### THE PROBLEM
Find how many lines of the listing include the string "Liquidity", and report only that figure.

Items from a figure collection:
━━━━━━━━━━━━━━━━━━━━━━━━━━━━━━
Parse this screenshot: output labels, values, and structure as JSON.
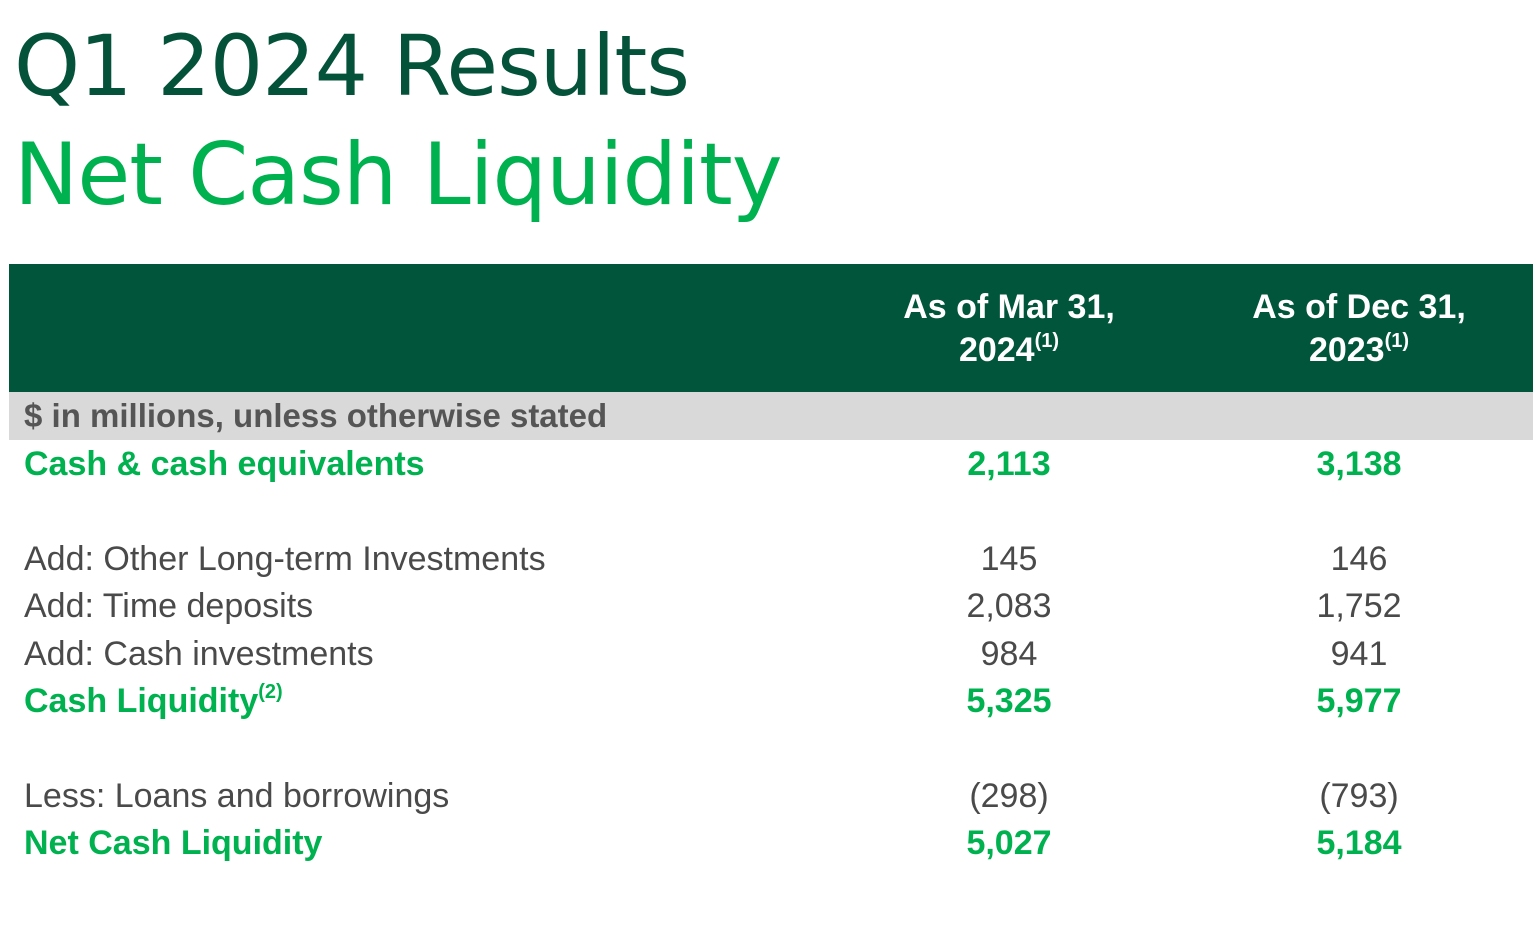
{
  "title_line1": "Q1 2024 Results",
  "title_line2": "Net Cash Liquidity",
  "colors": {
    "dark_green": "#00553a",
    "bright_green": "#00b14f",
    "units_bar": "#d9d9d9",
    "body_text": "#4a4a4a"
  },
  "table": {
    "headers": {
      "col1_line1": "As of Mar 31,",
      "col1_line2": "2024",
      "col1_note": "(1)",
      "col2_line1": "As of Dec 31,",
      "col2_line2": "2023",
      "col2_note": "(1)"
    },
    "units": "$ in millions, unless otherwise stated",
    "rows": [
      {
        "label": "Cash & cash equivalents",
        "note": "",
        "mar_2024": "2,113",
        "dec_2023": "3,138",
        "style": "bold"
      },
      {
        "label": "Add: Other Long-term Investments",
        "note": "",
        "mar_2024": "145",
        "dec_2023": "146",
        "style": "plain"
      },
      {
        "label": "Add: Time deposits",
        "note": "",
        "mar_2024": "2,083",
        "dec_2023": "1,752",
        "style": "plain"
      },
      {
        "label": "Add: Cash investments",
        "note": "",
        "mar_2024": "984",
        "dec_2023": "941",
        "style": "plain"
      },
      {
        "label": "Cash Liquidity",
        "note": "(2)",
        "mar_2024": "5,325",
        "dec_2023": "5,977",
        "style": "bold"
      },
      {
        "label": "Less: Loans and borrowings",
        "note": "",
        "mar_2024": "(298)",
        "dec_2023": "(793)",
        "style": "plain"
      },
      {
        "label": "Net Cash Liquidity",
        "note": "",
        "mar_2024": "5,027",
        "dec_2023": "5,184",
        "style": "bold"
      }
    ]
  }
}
━━━━━━━━━━━━━━━━━━━━━━━━━━━━━━
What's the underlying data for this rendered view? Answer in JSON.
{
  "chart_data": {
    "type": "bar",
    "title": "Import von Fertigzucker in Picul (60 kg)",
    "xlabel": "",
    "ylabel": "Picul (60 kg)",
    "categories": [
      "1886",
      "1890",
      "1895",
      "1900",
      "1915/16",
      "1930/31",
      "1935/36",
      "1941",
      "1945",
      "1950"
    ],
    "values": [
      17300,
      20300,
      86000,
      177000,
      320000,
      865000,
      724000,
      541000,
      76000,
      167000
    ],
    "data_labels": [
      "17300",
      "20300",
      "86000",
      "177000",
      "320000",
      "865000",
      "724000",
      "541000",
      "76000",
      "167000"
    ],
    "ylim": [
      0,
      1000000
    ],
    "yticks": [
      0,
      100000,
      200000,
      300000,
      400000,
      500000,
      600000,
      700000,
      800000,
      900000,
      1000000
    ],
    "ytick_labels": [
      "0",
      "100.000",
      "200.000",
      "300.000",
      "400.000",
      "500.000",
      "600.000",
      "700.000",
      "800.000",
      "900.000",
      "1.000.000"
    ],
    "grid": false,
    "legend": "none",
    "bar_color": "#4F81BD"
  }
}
━━━━━━━━━━━━━━━━━━━━━━━━━━━━━━
### SOLUTION
3